Given problem ▸
Copy the records below exactly as they are written.

Given records ▸

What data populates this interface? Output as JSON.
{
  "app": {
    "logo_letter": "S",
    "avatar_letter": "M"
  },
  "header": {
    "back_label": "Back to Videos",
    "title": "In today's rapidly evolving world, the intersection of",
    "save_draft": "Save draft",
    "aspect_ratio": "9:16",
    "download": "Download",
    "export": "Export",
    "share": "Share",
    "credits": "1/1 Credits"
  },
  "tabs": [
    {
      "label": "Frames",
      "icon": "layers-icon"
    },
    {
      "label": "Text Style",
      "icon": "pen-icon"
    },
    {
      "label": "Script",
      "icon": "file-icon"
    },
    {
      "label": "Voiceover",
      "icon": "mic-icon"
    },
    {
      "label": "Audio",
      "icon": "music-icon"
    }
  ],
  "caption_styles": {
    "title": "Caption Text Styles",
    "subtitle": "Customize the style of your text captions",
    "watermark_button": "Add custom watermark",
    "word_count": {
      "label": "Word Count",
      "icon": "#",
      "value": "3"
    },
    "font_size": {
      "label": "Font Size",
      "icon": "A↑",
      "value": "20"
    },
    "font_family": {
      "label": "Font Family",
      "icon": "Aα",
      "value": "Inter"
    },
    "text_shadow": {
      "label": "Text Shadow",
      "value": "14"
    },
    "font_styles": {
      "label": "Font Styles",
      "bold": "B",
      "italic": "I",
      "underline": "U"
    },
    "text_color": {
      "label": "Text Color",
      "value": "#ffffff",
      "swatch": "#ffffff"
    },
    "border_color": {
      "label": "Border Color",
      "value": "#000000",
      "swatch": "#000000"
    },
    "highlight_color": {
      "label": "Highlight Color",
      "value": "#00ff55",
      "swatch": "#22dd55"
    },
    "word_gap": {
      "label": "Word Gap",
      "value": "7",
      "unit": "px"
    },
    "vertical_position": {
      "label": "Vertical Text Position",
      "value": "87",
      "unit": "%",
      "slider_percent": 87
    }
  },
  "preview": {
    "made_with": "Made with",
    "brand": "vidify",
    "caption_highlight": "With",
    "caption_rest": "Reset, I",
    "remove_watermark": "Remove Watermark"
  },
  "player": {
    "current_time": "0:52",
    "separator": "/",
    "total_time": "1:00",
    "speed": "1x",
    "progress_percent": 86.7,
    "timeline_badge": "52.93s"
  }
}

Result ▸
What data populates this interface? Output as JSON.
{
  "app": {
    "logo_letter": "S",
    "avatar_letter": "M"
  },
  "header": {
    "back_label": "Back to Videos",
    "title": "In today's rapidly evolving world, the intersection of",
    "save_draft": "Save draft",
    "aspect_ratio": "9:16",
    "download": "Download",
    "export": "Export",
    "share": "Share",
    "credits": "1/1 Credits"
  },
  "tabs": [
    {
      "label": "Frames",
      "icon": "layers-icon"
    },
    {
      "label": "Text Style",
      "icon": "pen-icon"
    },
    {
      "label": "Script",
      "icon": "file-icon"
    },
    {
      "label": "Voiceover",
      "icon": "mic-icon"
    },
    {
      "label": "Audio",
      "icon": "music-icon"
    }
  ],
  "caption_styles": {
    "title": "Caption Text Styles",
    "subtitle": "Customize the style of your text captions",
    "watermark_button": "Add custom watermark",
    "word_count": {
      "label": "Word Count",
      "icon": "#",
      "value": "3"
    },
    "font_size": {
      "label": "Font Size",
      "icon": "A↑",
      "value": "20"
    },
    "font_family": {
      "label": "Font Family",
      "icon": "Aα",
      "value": "Inter"
    },
    "text_shadow": {
      "label": "Text Shadow",
      "value": "14"
    },
    "font_styles": {
      "label": "Font Styles",
      "bold": "B",
      "italic": "I",
      "underline": "U"
    },
    "text_color": {
      "label": "Text Color",
      "value": "#ffffff",
      "swatch": "#ffffff"
    },
    "border_color": {
      "label": "Border Color",
      "value": "#000000",
      "swatch": "#000000"
    },
    "highlight_color": {
      "label": "Highlight Color",
      "value": "#00ff55",
      "swatch": "#22dd55"
    },
    "word_gap": {
      "label": "Word Gap",
      "value": "7",
      "unit": "px"
    },
    "vertical_position": {
      "label": "Vertical Text Position",
      "value": "87",
      "unit": "%",
      "slider_percent": 87
    }
  },
  "preview": {
    "made_with": "Made with",
    "brand": "vidify",
    "caption_highlight": "With",
    "caption_rest": "Reset, I",
    "remove_watermark": "Remove Watermark"
  },
  "player": {
    "current_time": "0:52",
    "separator": "/",
    "total_time": "1:00",
    "speed": "1x",
    "progress_percent": 86.7,
    "timeline_badge": "52.93s"
  }
}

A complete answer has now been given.